# PROBLEM STATEMENT:
Reproduce the data exactly and drop any pictures it holds.

# DATA ROWS:
━━━━━━━━━━━━━━━━
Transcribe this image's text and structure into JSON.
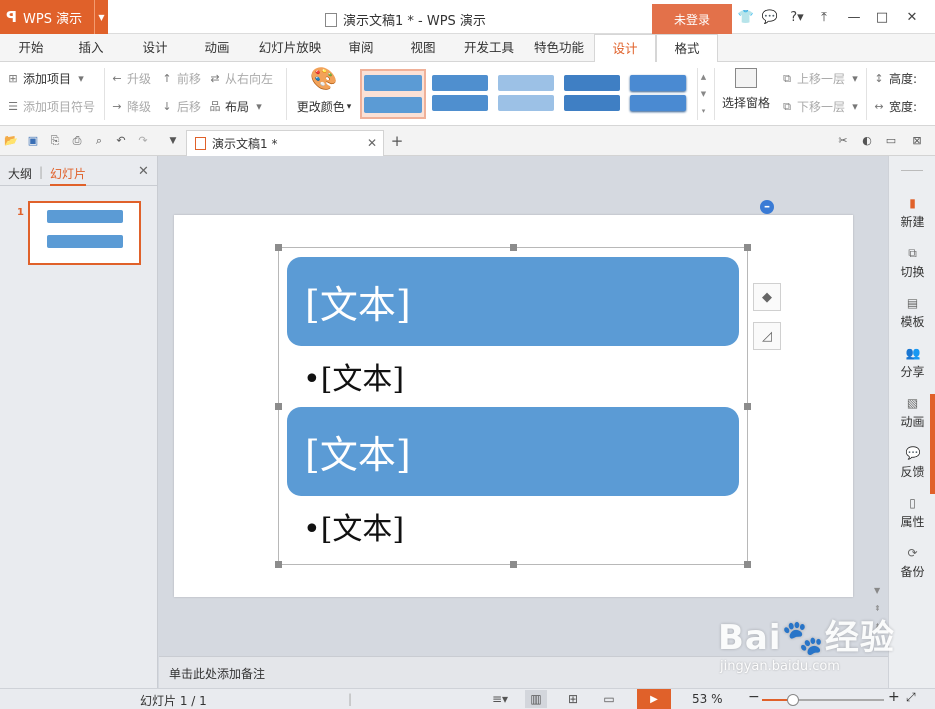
{
  "app": {
    "logo": "ꟼ",
    "name": "WPS 演示",
    "doc_title": "演示文稿1 * - WPS 演示",
    "login": "未登录",
    "controls": [
      "👕",
      "💬",
      "?▾",
      "⤒",
      "—",
      "□",
      "✕"
    ]
  },
  "menu": {
    "tabs": [
      "开始",
      "插入",
      "设计",
      "动画",
      "幻灯片放映",
      "审阅",
      "视图",
      "开发工具",
      "特色功能",
      "设计",
      "格式"
    ],
    "active_index": 9
  },
  "ribbon": {
    "add_item": "添加项目",
    "add_bullet": "添加项目符号",
    "promote": "升级",
    "demote": "降级",
    "move_up": "前移",
    "move_down": "后移",
    "rtl": "从右向左",
    "layout": "布局",
    "change_colors": "更改颜色",
    "select_pane": "选择窗格",
    "bring_forward": "上移一层",
    "send_backward": "下移一层",
    "height": "高度:",
    "width": "宽度:",
    "accent_color": "#5b9bd5"
  },
  "doc_tab": {
    "label": "演示文稿1 *"
  },
  "left_panel": {
    "tab_outline": "大纲",
    "tab_slides": "幻灯片",
    "slide_number": "1"
  },
  "slide": {
    "shape1_text": "[文本]",
    "bullet1_text": "•[文本]",
    "shape2_text": "[文本]",
    "bullet2_text": "•[文本]"
  },
  "notes": {
    "placeholder": "单击此处添加备注"
  },
  "right_sidebar": {
    "items": [
      {
        "label": "新建",
        "icon": "new-icon"
      },
      {
        "label": "切换",
        "icon": "switch-icon"
      },
      {
        "label": "模板",
        "icon": "template-icon"
      },
      {
        "label": "分享",
        "icon": "share-icon"
      },
      {
        "label": "动画",
        "icon": "animation-icon"
      },
      {
        "label": "反馈",
        "icon": "feedback-icon"
      },
      {
        "label": "属性",
        "icon": "properties-icon"
      },
      {
        "label": "备份",
        "icon": "backup-icon"
      }
    ]
  },
  "status": {
    "slide_info": "幻灯片 1 / 1",
    "zoom": "53 %",
    "zoom_level": 0.25
  },
  "watermark": {
    "brand": "Bai🐾经验",
    "url": "jingyan.baidu.com"
  }
}
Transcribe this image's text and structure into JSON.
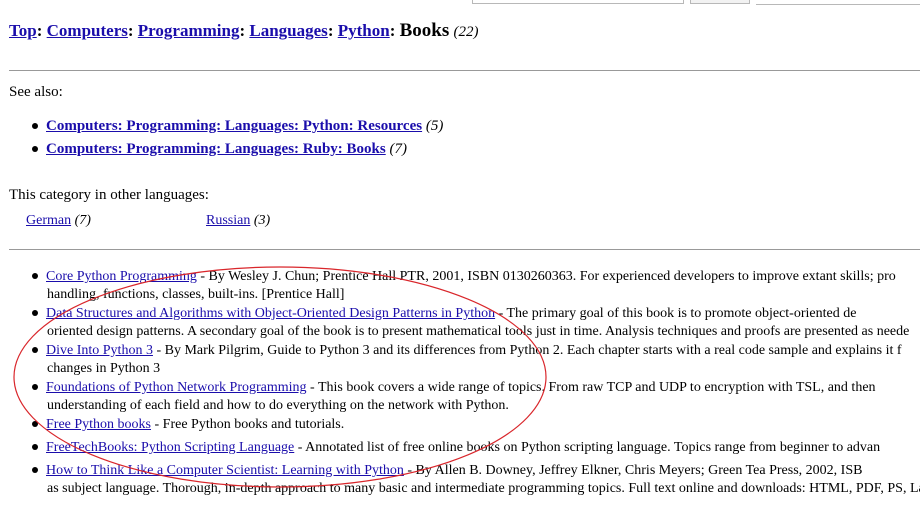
{
  "breadcrumb": {
    "links": [
      "Top",
      "Computers",
      "Programming",
      "Languages",
      "Python"
    ],
    "current": "Books",
    "count": "(22)"
  },
  "see_also": {
    "label": "See also:",
    "items": [
      {
        "link": "Computers: Programming: Languages: Python: Resources",
        "count": "(5)"
      },
      {
        "link": "Computers: Programming: Languages: Ruby: Books",
        "count": "(7)"
      }
    ]
  },
  "other_languages": {
    "label": "This category in other languages:",
    "items": [
      {
        "link": "German",
        "count": "(7)"
      },
      {
        "link": "Russian",
        "count": "(3)"
      }
    ]
  },
  "books": [
    {
      "title": "Core Python Programming",
      "desc": " - By Wesley J. Chun; Prentice Hall PTR, 2001, ISBN 0130260363. For experienced developers to improve extant skills; pro",
      "desc2": "handling, functions, classes, built-ins. [Prentice Hall]"
    },
    {
      "title": "Data Structures and Algorithms with Object-Oriented Design Patterns in Python",
      "desc": " - The primary goal of this book is to promote object-oriented de",
      "desc2": "oriented design patterns. A secondary goal of the book is to present mathematical tools just in time. Analysis techniques and proofs are presented as neede"
    },
    {
      "title": "Dive Into Python 3",
      "desc": " - By Mark Pilgrim, Guide to Python 3 and its differences from Python 2. Each chapter starts with a real code sample and explains it f",
      "desc2": "changes in Python 3"
    },
    {
      "title": "Foundations of Python Network Programming",
      "desc": " - This book covers a wide range of topics. From raw TCP and UDP to encryption with TSL, and then",
      "desc2": "understanding of each field and how to do everything on the network with Python."
    },
    {
      "title": "Free Python books",
      "desc": " - Free Python books and tutorials.",
      "desc2": ""
    },
    {
      "title": "FreeTechBooks: Python Scripting Language",
      "desc": " - Annotated list of free online books on Python scripting language. Topics range from beginner to advan",
      "desc2": ""
    },
    {
      "title": "How to Think Like a Computer Scientist: Learning with Python",
      "desc": " - By Allen B. Downey, Jeffrey Elkner, Chris Meyers; Green Tea Press, 2002, ISB",
      "desc2": "as subject language. Thorough, in-depth approach to many basic and intermediate programming topics. Full text online and downloads: HTML, PDF, PS, La"
    }
  ],
  "colors": {
    "link": "#1a0dab",
    "annotation": "#d9262b"
  }
}
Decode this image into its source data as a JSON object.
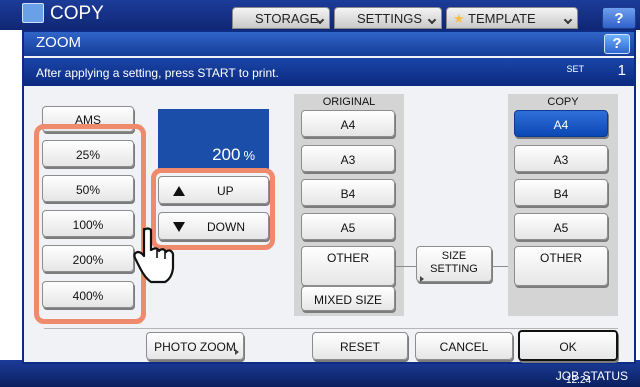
{
  "background": {
    "app_title": "COPY",
    "tabs": [
      "STORAGE",
      "SETTINGS",
      "TEMPLATE"
    ],
    "help": "?",
    "clock": "12:24",
    "job_status": "JOB STATUS"
  },
  "dialog": {
    "title": "ZOOM",
    "help": "?",
    "message": "After applying a setting, press START to print.",
    "set_label": "SET",
    "set_count": "1",
    "ams_label": "AMS",
    "presets": [
      "25%",
      "50%",
      "100%",
      "200%",
      "400%"
    ],
    "zoom_value": "200",
    "zoom_unit": "%",
    "up_label": "UP",
    "down_label": "DOWN",
    "original_header": "ORIGINAL",
    "original_sizes": [
      "A4",
      "A3",
      "B4",
      "A5",
      "OTHER",
      "MIXED SIZE"
    ],
    "size_setting": [
      "SIZE",
      "SETTING"
    ],
    "copy_header": "COPY",
    "copy_sizes": [
      "A4",
      "A3",
      "B4",
      "A5",
      "OTHER"
    ],
    "selected_copy_size": "A4",
    "photo_zoom": "PHOTO ZOOM",
    "reset": "RESET",
    "cancel": "CANCEL",
    "ok": "OK"
  },
  "colors": {
    "accent_blue": "#1b4ea8",
    "highlight": "#f08a6c"
  }
}
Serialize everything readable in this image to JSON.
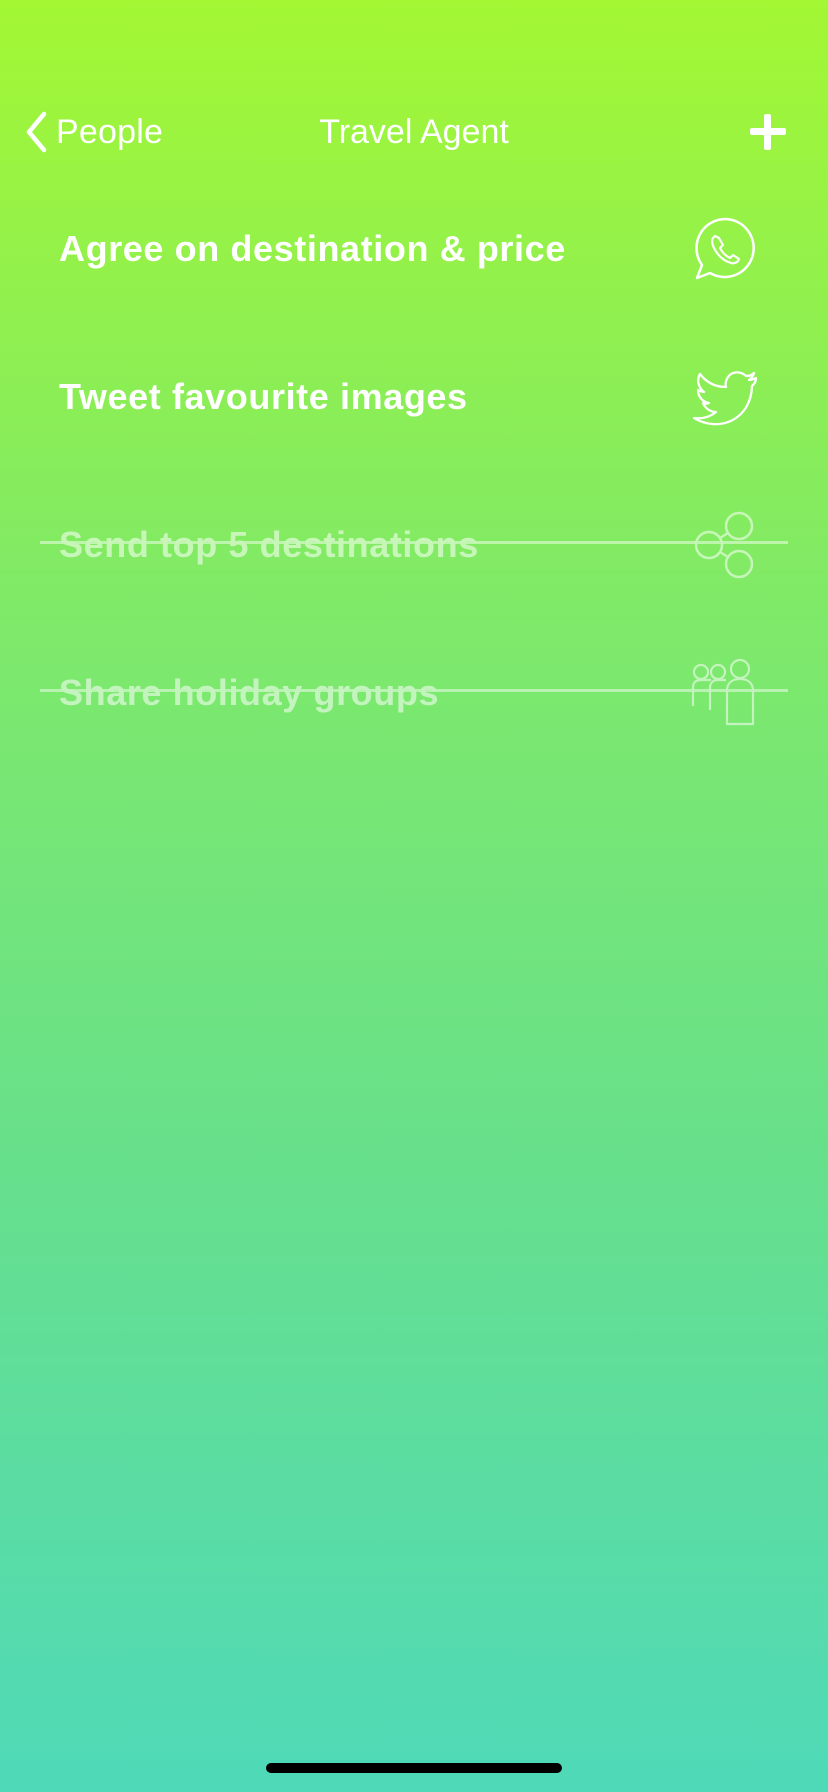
━━━━━━━━━━━━━━━━
# EXERCISE RESULT:
Transcribe this image's text and structure into JSON.
{
  "app": {
    "logo": "ꟼ",
    "name": "WPS 演示",
    "doc_title": "演示文稿1 * - WPS 演示",
    "login": "未登录",
    "controls": [
      "👕",
      "💬",
      "?▾",
      "⤒",
      "—",
      "□",
      "✕"
    ]
  },
  "menu": {
    "tabs": [
      "开始",
      "插入",
      "设计",
      "动画",
      "幻灯片放映",
      "审阅",
      "视图",
      "开发工具",
      "特色功能",
      "设计",
      "格式"
    ],
    "active_index": 9
  },
  "ribbon": {
    "add_item": "添加项目",
    "add_bullet": "添加项目符号",
    "promote": "升级",
    "demote": "降级",
    "move_up": "前移",
    "move_down": "后移",
    "rtl": "从右向左",
    "layout": "布局",
    "change_colors": "更改颜色",
    "select_pane": "选择窗格",
    "bring_forward": "上移一层",
    "send_backward": "下移一层",
    "height": "高度:",
    "width": "宽度:",
    "accent_color": "#5b9bd5"
  },
  "doc_tab": {
    "label": "演示文稿1 *"
  },
  "left_panel": {
    "tab_outline": "大纲",
    "tab_slides": "幻灯片",
    "slide_number": "1"
  },
  "slide": {
    "shape1_text": "[文本]",
    "bullet1_text": "•[文本]",
    "shape2_text": "[文本]",
    "bullet2_text": "•[文本]"
  },
  "notes": {
    "placeholder": "单击此处添加备注"
  },
  "right_sidebar": {
    "items": [
      {
        "label": "新建",
        "icon": "new-icon"
      },
      {
        "label": "切换",
        "icon": "switch-icon"
      },
      {
        "label": "模板",
        "icon": "template-icon"
      },
      {
        "label": "分享",
        "icon": "share-icon"
      },
      {
        "label": "动画",
        "icon": "animation-icon"
      },
      {
        "label": "反馈",
        "icon": "feedback-icon"
      },
      {
        "label": "属性",
        "icon": "properties-icon"
      },
      {
        "label": "备份",
        "icon": "backup-icon"
      }
    ]
  },
  "status": {
    "slide_info": "幻灯片 1 / 1",
    "zoom": "53 %",
    "zoom_level": 0.25
  },
  "watermark": {
    "brand": "Bai🐾经验",
    "url": "jingyan.baidu.com"
  }
}
Transcribe this image's text and structure into JSON.
{
  "breadcrumb": {
    "links": [
      "Top",
      "Computers",
      "Programming",
      "Languages",
      "Python"
    ],
    "current": "Books",
    "count": "(22)"
  },
  "see_also": {
    "label": "See also:",
    "items": [
      {
        "link": "Computers: Programming: Languages: Python: Resources",
        "count": "(5)"
      },
      {
        "link": "Computers: Programming: Languages: Ruby: Books",
        "count": "(7)"
      }
    ]
  },
  "other_languages": {
    "label": "This category in other languages:",
    "items": [
      {
        "link": "German",
        "count": "(7)"
      },
      {
        "link": "Russian",
        "count": "(3)"
      }
    ]
  },
  "books": [
    {
      "title": "Core Python Programming",
      "desc": " - By Wesley J. Chun; Prentice Hall PTR, 2001, ISBN 0130260363. For experienced developers to improve extant skills; pro",
      "desc2": "handling, functions, classes, built-ins. [Prentice Hall]"
    },
    {
      "title": "Data Structures and Algorithms with Object-Oriented Design Patterns in Python",
      "desc": " - The primary goal of this book is to promote object-oriented de",
      "desc2": "oriented design patterns. A secondary goal of the book is to present mathematical tools just in time. Analysis techniques and proofs are presented as neede"
    },
    {
      "title": "Dive Into Python 3",
      "desc": " - By Mark Pilgrim, Guide to Python 3 and its differences from Python 2. Each chapter starts with a real code sample and explains it f",
      "desc2": "changes in Python 3"
    },
    {
      "title": "Foundations of Python Network Programming",
      "desc": " - This book covers a wide range of topics. From raw TCP and UDP to encryption with TSL, and then",
      "desc2": "understanding of each field and how to do everything on the network with Python."
    },
    {
      "title": "Free Python books",
      "desc": " - Free Python books and tutorials.",
      "desc2": ""
    },
    {
      "title": "FreeTechBooks: Python Scripting Language",
      "desc": " - Annotated list of free online books on Python scripting language. Topics range from beginner to advan",
      "desc2": ""
    },
    {
      "title": "How to Think Like a Computer Scientist: Learning with Python",
      "desc": " - By Allen B. Downey, Jeffrey Elkner, Chris Meyers; Green Tea Press, 2002, ISB",
      "desc2": "as subject language. Thorough, in-depth approach to many basic and intermediate programming topics. Full text online and downloads: HTML, PDF, PS, La"
    }
  ],
  "colors": {
    "link": "#1a0dab",
    "annotation": "#d9262b"
  }
}
Decode this image into its source data as a JSON object.
{
  "background": {
    "app_title": "COPY",
    "tabs": [
      "STORAGE",
      "SETTINGS",
      "TEMPLATE"
    ],
    "help": "?",
    "clock": "12:24",
    "job_status": "JOB STATUS"
  },
  "dialog": {
    "title": "ZOOM",
    "help": "?",
    "message": "After applying a setting, press START to print.",
    "set_label": "SET",
    "set_count": "1",
    "ams_label": "AMS",
    "presets": [
      "25%",
      "50%",
      "100%",
      "200%",
      "400%"
    ],
    "zoom_value": "200",
    "zoom_unit": "%",
    "up_label": "UP",
    "down_label": "DOWN",
    "original_header": "ORIGINAL",
    "original_sizes": [
      "A4",
      "A3",
      "B4",
      "A5",
      "OTHER",
      "MIXED SIZE"
    ],
    "size_setting": [
      "SIZE",
      "SETTING"
    ],
    "copy_header": "COPY",
    "copy_sizes": [
      "A4",
      "A3",
      "B4",
      "A5",
      "OTHER"
    ],
    "selected_copy_size": "A4",
    "photo_zoom": "PHOTO ZOOM",
    "reset": "RESET",
    "cancel": "CANCEL",
    "ok": "OK"
  },
  "colors": {
    "accent_blue": "#1b4ea8",
    "highlight": "#f08a6c"
  }
}
Serialize everything readable in this image to JSON.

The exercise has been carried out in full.